Stated goal:
Write out all lines holding the word "country".

Given records:
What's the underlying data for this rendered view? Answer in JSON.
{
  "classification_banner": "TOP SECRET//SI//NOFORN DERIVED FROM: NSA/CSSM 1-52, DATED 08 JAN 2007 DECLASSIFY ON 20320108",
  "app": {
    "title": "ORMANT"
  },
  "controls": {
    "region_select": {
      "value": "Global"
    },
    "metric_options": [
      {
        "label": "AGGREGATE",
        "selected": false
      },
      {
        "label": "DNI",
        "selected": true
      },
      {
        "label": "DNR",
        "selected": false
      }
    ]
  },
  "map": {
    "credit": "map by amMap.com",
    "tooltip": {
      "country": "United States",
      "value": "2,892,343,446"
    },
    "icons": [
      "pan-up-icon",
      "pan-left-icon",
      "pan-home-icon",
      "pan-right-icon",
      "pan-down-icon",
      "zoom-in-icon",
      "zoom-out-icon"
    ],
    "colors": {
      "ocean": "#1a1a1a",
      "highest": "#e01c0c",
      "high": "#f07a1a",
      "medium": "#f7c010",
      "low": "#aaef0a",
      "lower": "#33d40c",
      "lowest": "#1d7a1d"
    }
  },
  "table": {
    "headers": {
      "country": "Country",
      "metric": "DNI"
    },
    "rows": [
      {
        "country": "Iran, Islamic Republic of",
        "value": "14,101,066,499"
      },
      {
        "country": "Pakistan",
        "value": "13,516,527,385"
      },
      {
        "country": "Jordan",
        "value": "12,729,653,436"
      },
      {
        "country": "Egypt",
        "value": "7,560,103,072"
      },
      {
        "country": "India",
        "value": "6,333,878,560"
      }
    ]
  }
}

Task output:
      "country": "United States",
      "country": "Country",
        "country": "Iran, Islamic Republic of",
        "country": "Pakistan",
        "country": "Jordan",
        "country": "Egypt",
        "country": "India",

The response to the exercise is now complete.